Go through the data below and gather each line containing "What".

## ENTRIES SHOWN
_ _ _ _ _ _ _

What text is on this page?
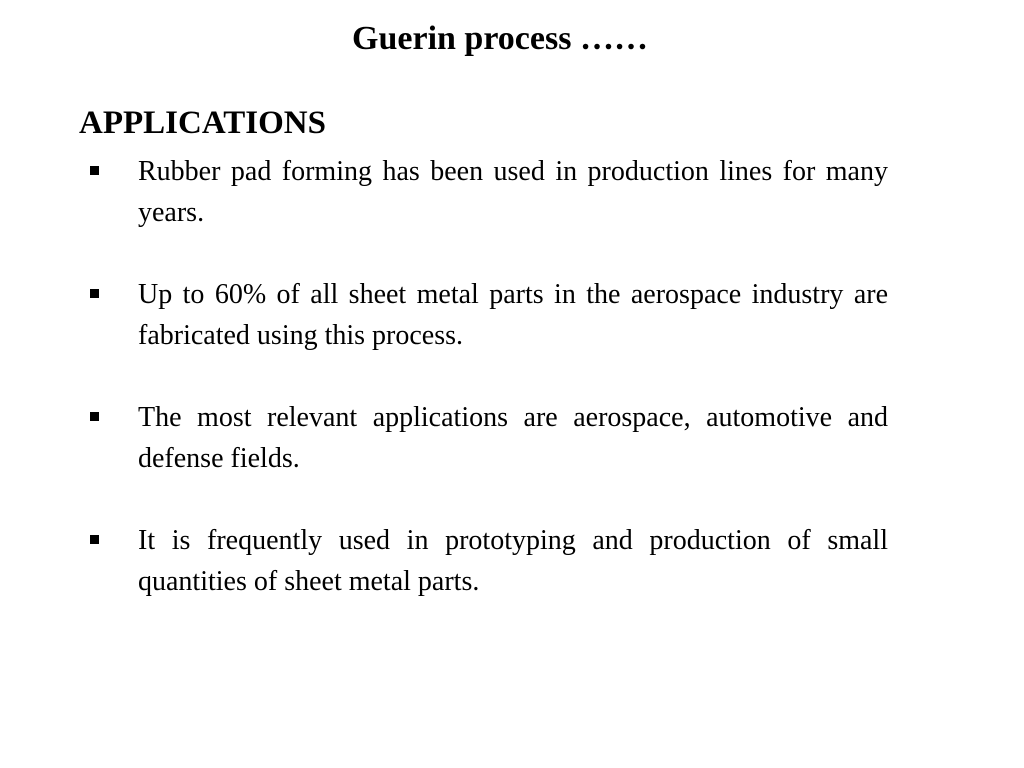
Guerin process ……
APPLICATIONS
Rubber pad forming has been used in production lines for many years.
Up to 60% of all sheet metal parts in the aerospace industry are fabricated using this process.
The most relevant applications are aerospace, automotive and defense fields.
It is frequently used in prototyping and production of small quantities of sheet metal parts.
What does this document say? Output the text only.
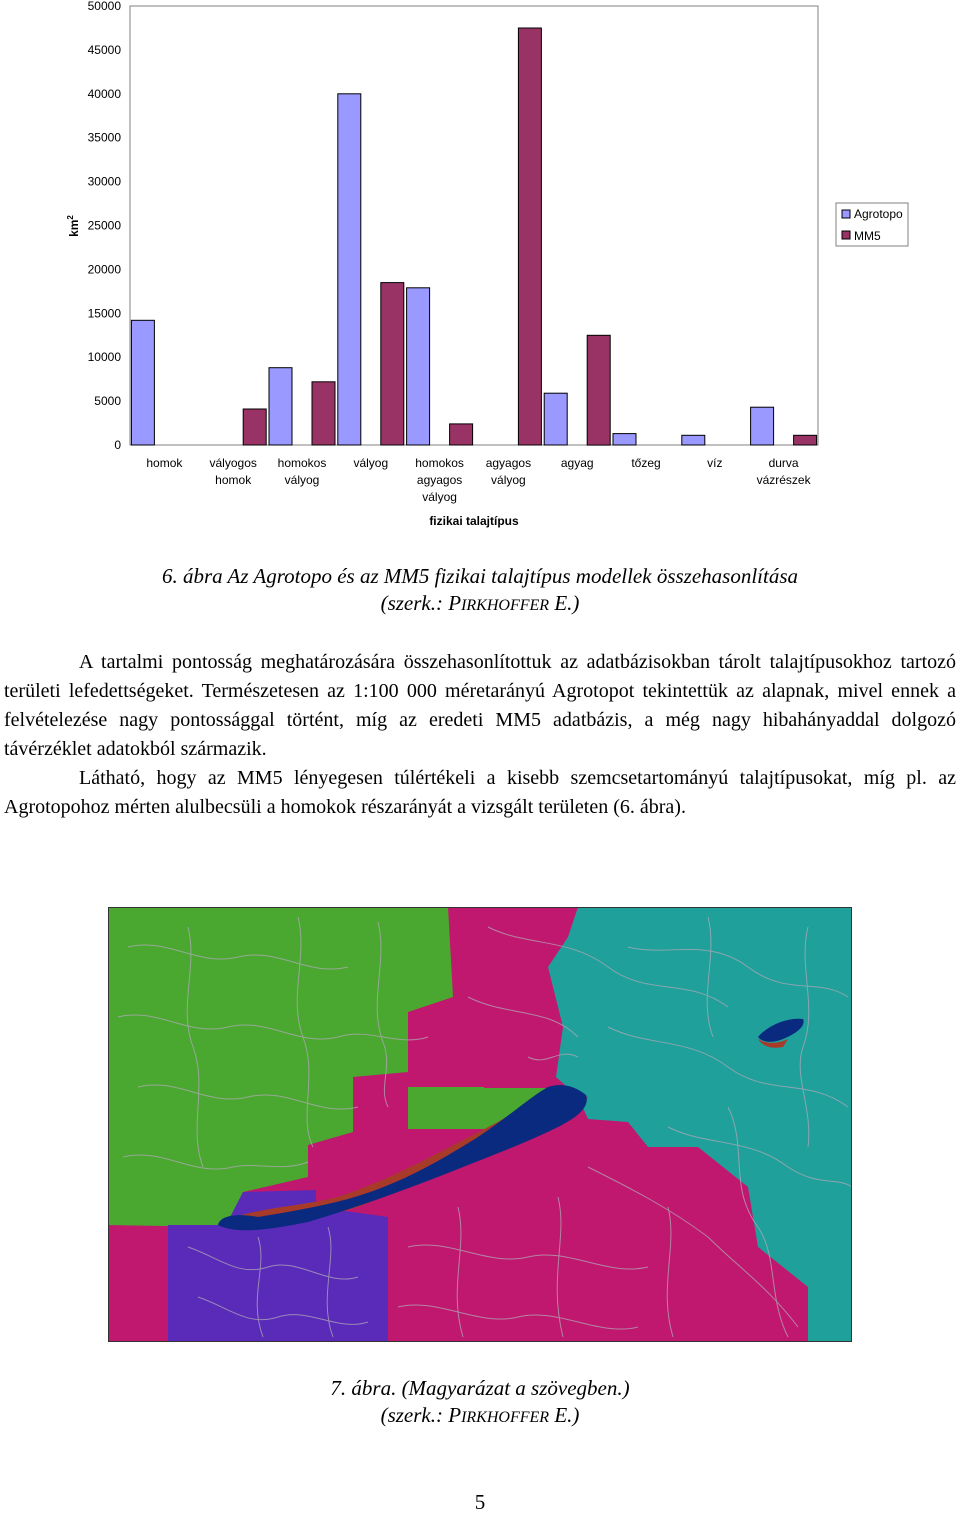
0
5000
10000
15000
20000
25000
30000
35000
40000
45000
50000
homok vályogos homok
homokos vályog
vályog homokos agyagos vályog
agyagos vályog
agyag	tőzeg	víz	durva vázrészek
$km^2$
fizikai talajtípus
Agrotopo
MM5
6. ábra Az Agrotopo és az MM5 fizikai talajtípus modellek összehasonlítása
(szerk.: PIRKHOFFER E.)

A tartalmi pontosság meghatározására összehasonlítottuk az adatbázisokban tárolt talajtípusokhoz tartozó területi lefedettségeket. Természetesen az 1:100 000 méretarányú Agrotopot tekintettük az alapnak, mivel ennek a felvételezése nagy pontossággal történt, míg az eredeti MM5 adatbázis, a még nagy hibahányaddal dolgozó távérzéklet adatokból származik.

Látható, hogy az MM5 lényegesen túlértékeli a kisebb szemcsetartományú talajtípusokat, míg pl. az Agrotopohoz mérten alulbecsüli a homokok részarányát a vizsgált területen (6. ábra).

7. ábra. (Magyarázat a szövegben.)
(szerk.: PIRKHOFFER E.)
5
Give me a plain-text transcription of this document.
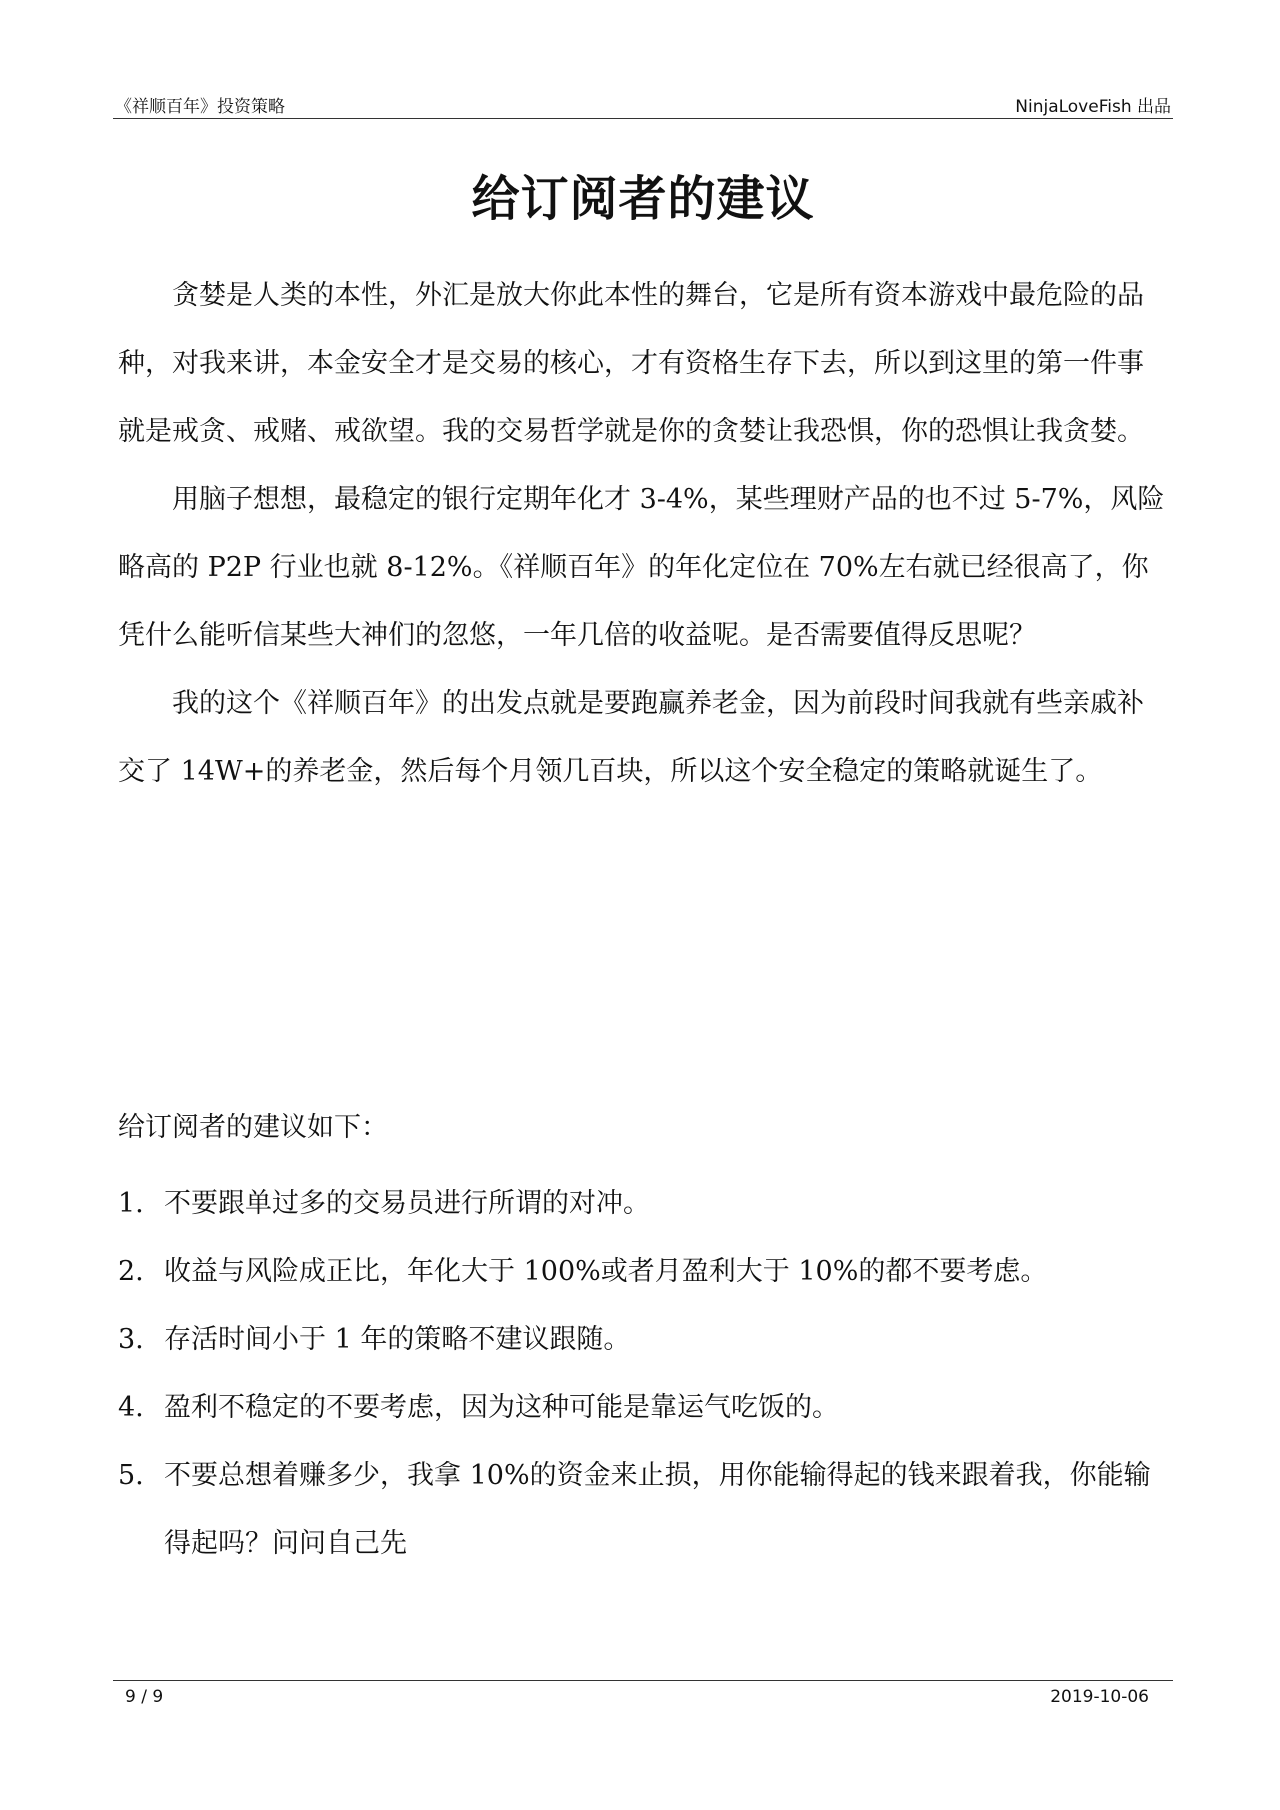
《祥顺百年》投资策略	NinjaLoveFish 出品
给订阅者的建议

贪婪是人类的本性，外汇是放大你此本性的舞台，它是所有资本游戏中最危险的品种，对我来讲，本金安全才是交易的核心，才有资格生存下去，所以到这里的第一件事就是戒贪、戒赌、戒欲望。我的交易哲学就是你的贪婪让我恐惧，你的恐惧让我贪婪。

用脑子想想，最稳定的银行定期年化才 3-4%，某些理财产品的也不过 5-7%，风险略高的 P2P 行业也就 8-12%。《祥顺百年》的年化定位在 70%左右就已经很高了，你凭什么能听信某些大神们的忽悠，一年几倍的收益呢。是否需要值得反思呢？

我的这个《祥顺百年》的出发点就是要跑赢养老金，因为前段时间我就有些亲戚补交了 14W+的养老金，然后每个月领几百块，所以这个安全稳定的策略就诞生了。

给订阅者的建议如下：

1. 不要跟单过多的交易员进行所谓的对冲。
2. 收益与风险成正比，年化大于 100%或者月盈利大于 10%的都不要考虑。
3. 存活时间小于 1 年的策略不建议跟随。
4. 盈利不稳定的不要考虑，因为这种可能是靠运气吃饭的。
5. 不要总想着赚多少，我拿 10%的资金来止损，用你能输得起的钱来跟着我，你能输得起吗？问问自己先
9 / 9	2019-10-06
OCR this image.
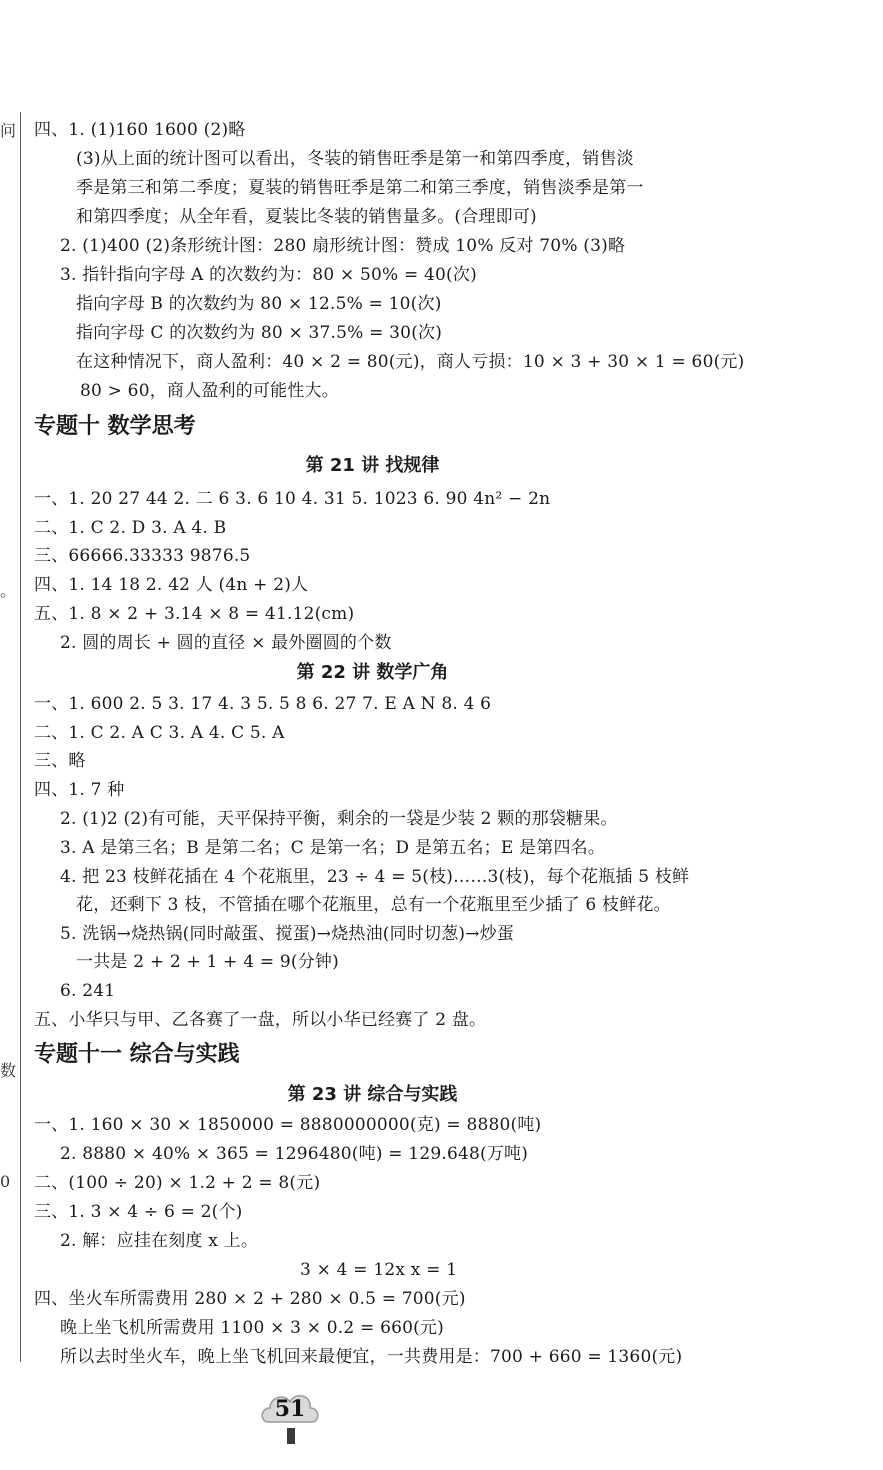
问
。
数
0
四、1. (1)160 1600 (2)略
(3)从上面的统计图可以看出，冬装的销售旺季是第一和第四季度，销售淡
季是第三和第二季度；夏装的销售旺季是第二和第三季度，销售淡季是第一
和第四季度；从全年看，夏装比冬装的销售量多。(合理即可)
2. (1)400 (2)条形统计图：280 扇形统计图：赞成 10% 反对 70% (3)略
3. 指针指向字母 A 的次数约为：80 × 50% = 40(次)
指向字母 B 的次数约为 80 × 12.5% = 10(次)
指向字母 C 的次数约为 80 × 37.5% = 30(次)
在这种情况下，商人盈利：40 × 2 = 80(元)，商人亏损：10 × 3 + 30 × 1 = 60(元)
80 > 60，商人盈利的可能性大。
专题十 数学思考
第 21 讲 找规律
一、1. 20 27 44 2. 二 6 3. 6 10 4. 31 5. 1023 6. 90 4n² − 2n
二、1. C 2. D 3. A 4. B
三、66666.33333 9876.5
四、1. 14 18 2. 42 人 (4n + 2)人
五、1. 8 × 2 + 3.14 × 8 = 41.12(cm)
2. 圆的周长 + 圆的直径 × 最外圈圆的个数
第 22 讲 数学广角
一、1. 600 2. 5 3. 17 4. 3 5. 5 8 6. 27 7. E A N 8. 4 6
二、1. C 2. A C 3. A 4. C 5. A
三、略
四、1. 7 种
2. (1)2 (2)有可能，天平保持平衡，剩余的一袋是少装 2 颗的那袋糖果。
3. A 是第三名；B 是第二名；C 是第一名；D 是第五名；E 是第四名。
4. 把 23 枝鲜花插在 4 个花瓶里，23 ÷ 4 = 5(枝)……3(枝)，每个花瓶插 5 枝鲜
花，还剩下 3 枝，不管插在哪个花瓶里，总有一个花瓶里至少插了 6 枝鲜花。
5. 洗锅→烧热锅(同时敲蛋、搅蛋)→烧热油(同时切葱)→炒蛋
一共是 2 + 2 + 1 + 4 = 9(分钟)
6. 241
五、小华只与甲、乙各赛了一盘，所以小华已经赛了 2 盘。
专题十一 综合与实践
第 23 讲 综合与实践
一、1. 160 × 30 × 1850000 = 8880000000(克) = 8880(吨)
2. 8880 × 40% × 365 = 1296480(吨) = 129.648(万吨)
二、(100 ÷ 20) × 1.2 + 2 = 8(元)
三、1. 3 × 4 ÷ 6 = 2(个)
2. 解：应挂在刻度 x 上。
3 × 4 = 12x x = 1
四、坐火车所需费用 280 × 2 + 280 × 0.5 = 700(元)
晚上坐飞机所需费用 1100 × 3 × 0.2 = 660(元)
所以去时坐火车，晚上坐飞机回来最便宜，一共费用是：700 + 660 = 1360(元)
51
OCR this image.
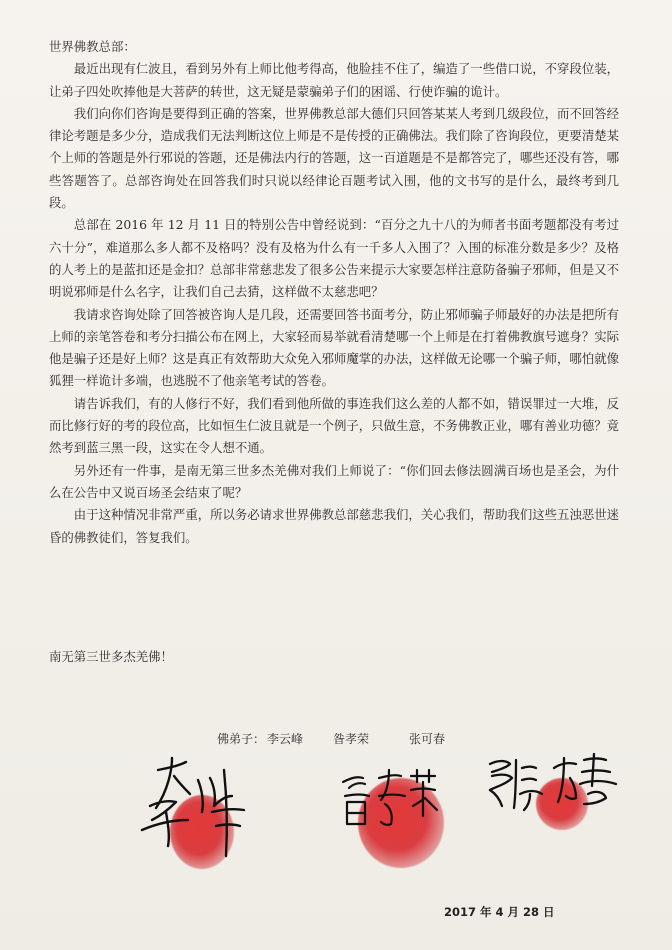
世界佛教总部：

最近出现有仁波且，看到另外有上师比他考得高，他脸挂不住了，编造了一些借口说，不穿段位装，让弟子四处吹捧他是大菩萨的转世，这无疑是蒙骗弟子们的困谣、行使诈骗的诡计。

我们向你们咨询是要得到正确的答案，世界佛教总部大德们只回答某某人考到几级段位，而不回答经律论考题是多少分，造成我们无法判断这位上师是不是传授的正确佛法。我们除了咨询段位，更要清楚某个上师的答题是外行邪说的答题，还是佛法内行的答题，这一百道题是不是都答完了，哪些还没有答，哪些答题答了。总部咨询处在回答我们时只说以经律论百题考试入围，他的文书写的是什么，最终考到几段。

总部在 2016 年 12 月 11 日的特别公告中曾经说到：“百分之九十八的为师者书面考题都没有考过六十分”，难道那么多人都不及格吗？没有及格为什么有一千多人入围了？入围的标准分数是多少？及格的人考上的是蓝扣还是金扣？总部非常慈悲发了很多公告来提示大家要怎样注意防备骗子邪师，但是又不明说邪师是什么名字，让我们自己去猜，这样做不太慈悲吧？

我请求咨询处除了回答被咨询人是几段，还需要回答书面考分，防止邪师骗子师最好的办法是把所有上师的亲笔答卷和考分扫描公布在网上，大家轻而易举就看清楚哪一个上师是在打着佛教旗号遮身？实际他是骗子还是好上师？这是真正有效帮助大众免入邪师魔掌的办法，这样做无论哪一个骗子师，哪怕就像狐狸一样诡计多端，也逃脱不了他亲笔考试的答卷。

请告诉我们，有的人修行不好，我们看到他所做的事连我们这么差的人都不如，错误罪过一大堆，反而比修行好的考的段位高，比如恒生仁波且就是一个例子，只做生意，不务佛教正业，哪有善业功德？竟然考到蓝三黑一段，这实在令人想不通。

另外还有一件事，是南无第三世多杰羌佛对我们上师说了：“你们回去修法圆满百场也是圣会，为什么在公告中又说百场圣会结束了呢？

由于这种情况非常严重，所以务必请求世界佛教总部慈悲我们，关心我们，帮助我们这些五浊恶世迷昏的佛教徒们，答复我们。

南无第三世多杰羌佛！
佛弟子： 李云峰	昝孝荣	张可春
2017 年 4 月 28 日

_ _ _ _ _ _ _

## OUTPUT
What text is on this page?
What does this document say? Output the text only.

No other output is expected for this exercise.